Aim: Pick out all lines with the word "description" from the records that follow.

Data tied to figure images

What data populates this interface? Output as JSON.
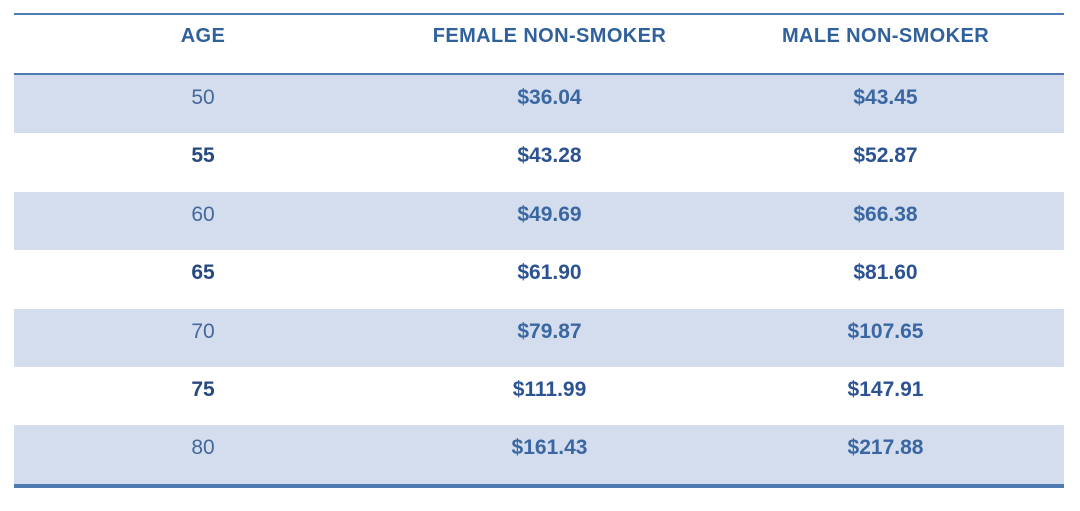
{
  "table": {
    "columns": [
      {
        "label": "AGE"
      },
      {
        "label": "FEMALE NON-SMOKER"
      },
      {
        "label": "MALE NON-SMOKER"
      }
    ],
    "rows": [
      {
        "age": "50",
        "female": "$36.04",
        "male": "$43.45",
        "shaded": true
      },
      {
        "age": "55",
        "female": "$43.28",
        "male": "$52.87",
        "shaded": false
      },
      {
        "age": "60",
        "female": "$49.69",
        "male": "$66.38",
        "shaded": true
      },
      {
        "age": "65",
        "female": "$61.90",
        "male": "$81.60",
        "shaded": false
      },
      {
        "age": "70",
        "female": "$79.87",
        "male": "$107.65",
        "shaded": true
      },
      {
        "age": "75",
        "female": "$111.99",
        "male": "$147.91",
        "shaded": false
      },
      {
        "age": "80",
        "female": "$161.43",
        "male": "$217.88",
        "shaded": true
      }
    ],
    "colors": {
      "border_blue": "#4e7cb2",
      "band_fill": "#d3ddee",
      "header_text": "#31619c",
      "value_text_plain_row": "#2c5391",
      "value_text_shaded_row": "#3a67a1",
      "age_text_shaded_row": "#44689a",
      "age_text_plain_row": "#27497e"
    }
  },
  "chart_data": {
    "type": "table",
    "title": "",
    "columns": [
      "AGE",
      "FEMALE NON-SMOKER",
      "MALE NON-SMOKER"
    ],
    "rows": [
      [
        50,
        36.04,
        43.45
      ],
      [
        55,
        43.28,
        52.87
      ],
      [
        60,
        49.69,
        66.38
      ],
      [
        65,
        61.9,
        81.6
      ],
      [
        70,
        79.87,
        107.65
      ],
      [
        75,
        111.99,
        147.91
      ],
      [
        80,
        161.43,
        217.88
      ]
    ],
    "units": "USD",
    "banded_rows": true,
    "grid": "horizontal-borders-only",
    "notes": "Rows for ages 50/60/70/80 have light blue banding; dollar values are bold"
  }
}
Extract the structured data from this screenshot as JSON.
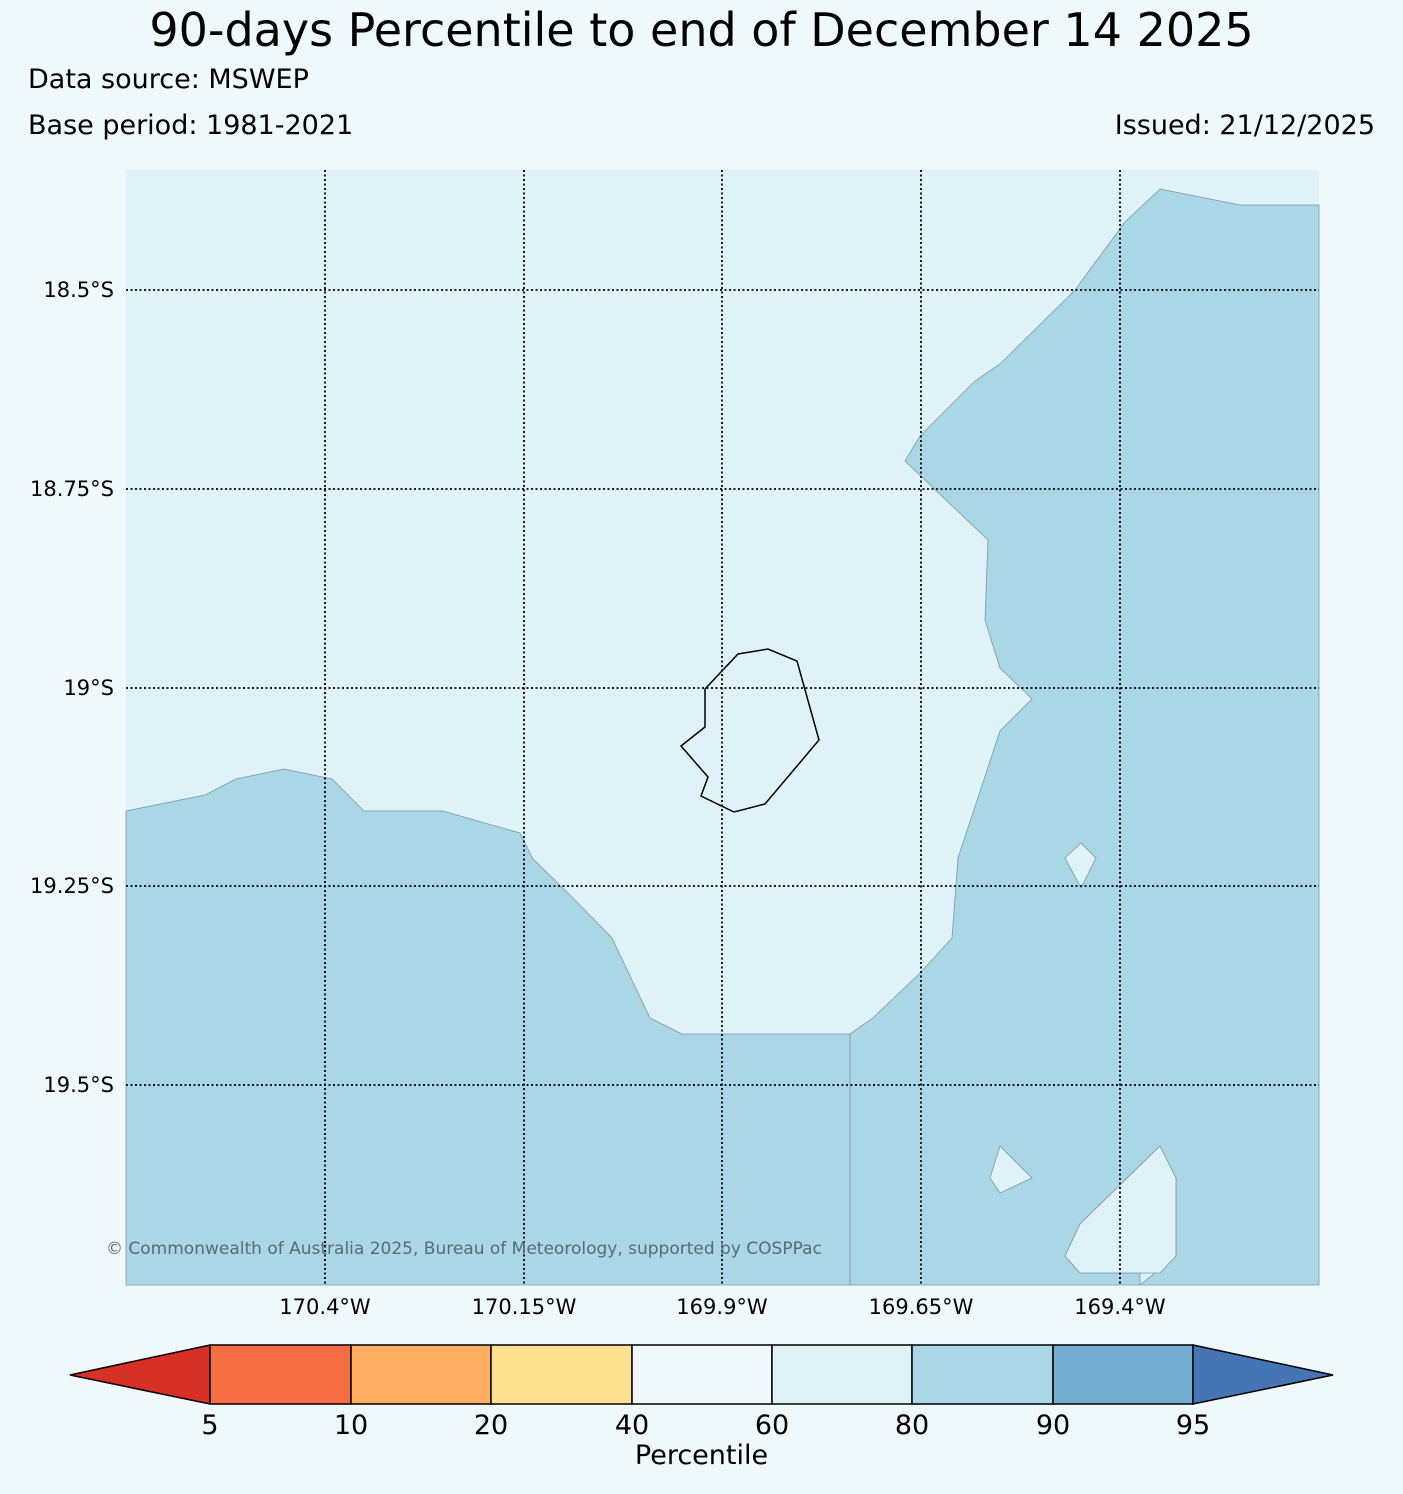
{
  "title": "90-days Percentile to end of December 14 2025",
  "data_source": "Data source: MSWEP",
  "base_period": "Base period: 1981-2021",
  "issued": "Issued: 21/12/2025",
  "copyright": "© Commonwealth of Australia 2025, Bureau of Meteorology, supported by COSPPac",
  "map": {
    "lat_labels": [
      "18.5°S",
      "18.75°S",
      "19°S",
      "19.25°S",
      "19.5°S"
    ],
    "lon_labels": [
      "170.4°W",
      "170.15°W",
      "169.9°W",
      "169.65°W",
      "169.4°W"
    ],
    "regions": [
      {
        "category": "60-80",
        "description": "background / central region",
        "color": "#dff2f8"
      },
      {
        "category": "80-90",
        "description": "south-west, south and east regions",
        "color": "#aad7e6"
      }
    ],
    "island": "Niue (outline)"
  },
  "colorbar": {
    "label": "Percentile",
    "ticks": [
      "5",
      "10",
      "20",
      "40",
      "60",
      "80",
      "90",
      "95"
    ],
    "colors": [
      "#d73027",
      "#f46d43",
      "#fdae61",
      "#fee090",
      "#eff8fb",
      "#dff2f8",
      "#aad7e6",
      "#74add1",
      "#4575b4"
    ]
  }
}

Result of the task:
        "description": "background / central region",
        "description": "south-west, south and east regions",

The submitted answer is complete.